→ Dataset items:
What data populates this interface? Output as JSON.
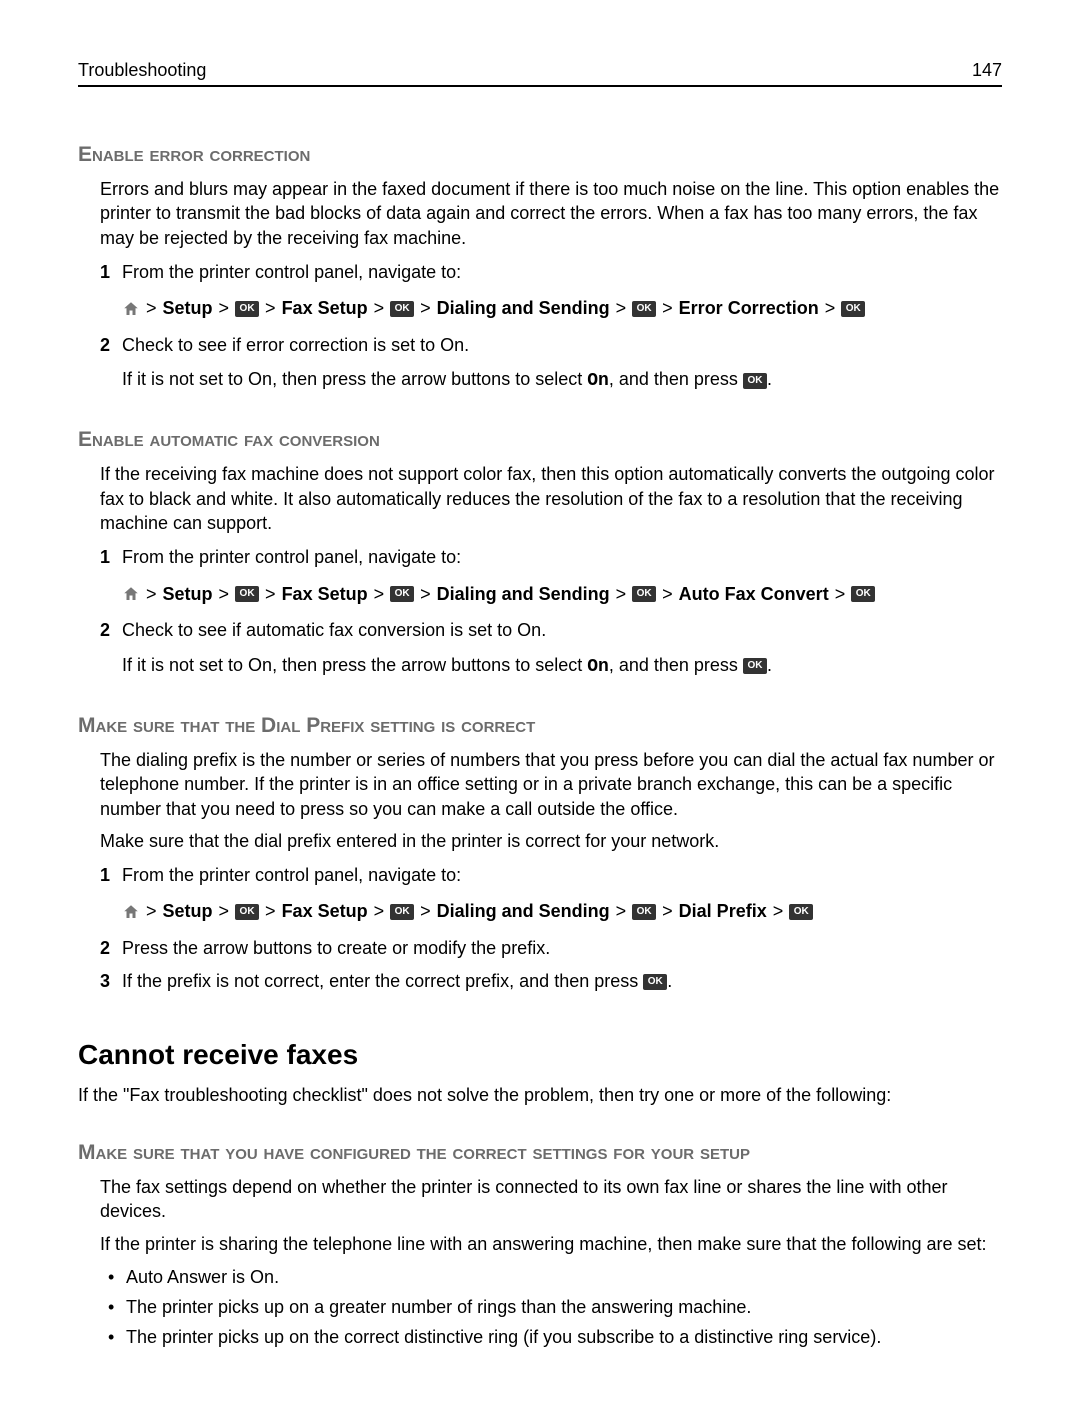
{
  "header": {
    "left": "Troubleshooting",
    "right": "147"
  },
  "labels": {
    "ok": "OK",
    "gt": ">"
  },
  "path_common": {
    "setup": "Setup",
    "fax_setup": "Fax Setup",
    "dialing_sending": "Dialing and Sending"
  },
  "sec1": {
    "title": "Enable error correction",
    "intro": "Errors and blurs may appear in the faxed document if there is too much noise on the line. This option enables the printer to transmit the bad blocks of data again and correct the errors. When a fax has too many errors, the fax may be rejected by the receiving fax machine.",
    "step1": "From the printer control panel, navigate to:",
    "target": "Error Correction",
    "step2": "Check to see if error correction is set to On.",
    "sub_a": "If it is not set to On, then press the arrow buttons to select ",
    "sub_on": "On",
    "sub_b": ", and then press "
  },
  "sec2": {
    "title": "Enable automatic fax conversion",
    "intro": "If the receiving fax machine does not support color fax, then this option automatically converts the outgoing color fax to black and white. It also automatically reduces the resolution of the fax to a resolution that the receiving machine can support.",
    "step1": "From the printer control panel, navigate to:",
    "target": "Auto Fax Convert",
    "step2": "Check to see if automatic fax conversion is set to On.",
    "sub_a": "If it is not set to On, then press the arrow buttons to select ",
    "sub_on": "On",
    "sub_b": ", and then press "
  },
  "sec3": {
    "title": "Make sure that the Dial Prefix setting is correct",
    "intro": "The dialing prefix is the number or series of numbers that you press before you can dial the actual fax number or telephone number. If the printer is in an office setting or in a private branch exchange, this can be a specific number that you need to press so you can make a call outside the office.",
    "extra": "Make sure that the dial prefix entered in the printer is correct for your network.",
    "step1": "From the printer control panel, navigate to:",
    "target": "Dial Prefix",
    "step2": "Press the arrow buttons to create or modify the prefix.",
    "step3": "If the prefix is not correct, enter the correct prefix, and then press "
  },
  "h2": {
    "title": "Cannot receive faxes",
    "intro": "If the \"Fax troubleshooting checklist\" does not solve the problem, then try one or more of the following:"
  },
  "sec4": {
    "title": "Make sure that you have configured the correct settings for your setup",
    "p1": "The fax settings depend on whether the printer is connected to its own fax line or shares the line with other devices.",
    "p2": "If the printer is sharing the telephone line with an answering machine, then make sure that the following are set:",
    "bullets": [
      "Auto Answer is On.",
      "The printer picks up on a greater number of rings than the answering machine.",
      "The printer picks up on the correct distinctive ring (if you subscribe to a distinctive ring service)."
    ]
  }
}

→ Exercise description:
Can you restate all the records above word for word while dropping the pictures?

→ Full solution:
What data populates this interface? Output as JSON.
{
  "header": {
    "left": "Troubleshooting",
    "right": "147"
  },
  "labels": {
    "ok": "OK",
    "gt": ">"
  },
  "path_common": {
    "setup": "Setup",
    "fax_setup": "Fax Setup",
    "dialing_sending": "Dialing and Sending"
  },
  "sec1": {
    "title": "Enable error correction",
    "intro": "Errors and blurs may appear in the faxed document if there is too much noise on the line. This option enables the printer to transmit the bad blocks of data again and correct the errors. When a fax has too many errors, the fax may be rejected by the receiving fax machine.",
    "step1": "From the printer control panel, navigate to:",
    "target": "Error Correction",
    "step2": "Check to see if error correction is set to On.",
    "sub_a": "If it is not set to On, then press the arrow buttons to select ",
    "sub_on": "On",
    "sub_b": ", and then press "
  },
  "sec2": {
    "title": "Enable automatic fax conversion",
    "intro": "If the receiving fax machine does not support color fax, then this option automatically converts the outgoing color fax to black and white. It also automatically reduces the resolution of the fax to a resolution that the receiving machine can support.",
    "step1": "From the printer control panel, navigate to:",
    "target": "Auto Fax Convert",
    "step2": "Check to see if automatic fax conversion is set to On.",
    "sub_a": "If it is not set to On, then press the arrow buttons to select ",
    "sub_on": "On",
    "sub_b": ", and then press "
  },
  "sec3": {
    "title": "Make sure that the Dial Prefix setting is correct",
    "intro": "The dialing prefix is the number or series of numbers that you press before you can dial the actual fax number or telephone number. If the printer is in an office setting or in a private branch exchange, this can be a specific number that you need to press so you can make a call outside the office.",
    "extra": "Make sure that the dial prefix entered in the printer is correct for your network.",
    "step1": "From the printer control panel, navigate to:",
    "target": "Dial Prefix",
    "step2": "Press the arrow buttons to create or modify the prefix.",
    "step3": "If the prefix is not correct, enter the correct prefix, and then press "
  },
  "h2": {
    "title": "Cannot receive faxes",
    "intro": "If the \"Fax troubleshooting checklist\" does not solve the problem, then try one or more of the following:"
  },
  "sec4": {
    "title": "Make sure that you have configured the correct settings for your setup",
    "p1": "The fax settings depend on whether the printer is connected to its own fax line or shares the line with other devices.",
    "p2": "If the printer is sharing the telephone line with an answering machine, then make sure that the following are set:",
    "bullets": [
      "Auto Answer is On.",
      "The printer picks up on a greater number of rings than the answering machine.",
      "The printer picks up on the correct distinctive ring (if you subscribe to a distinctive ring service)."
    ]
  }
}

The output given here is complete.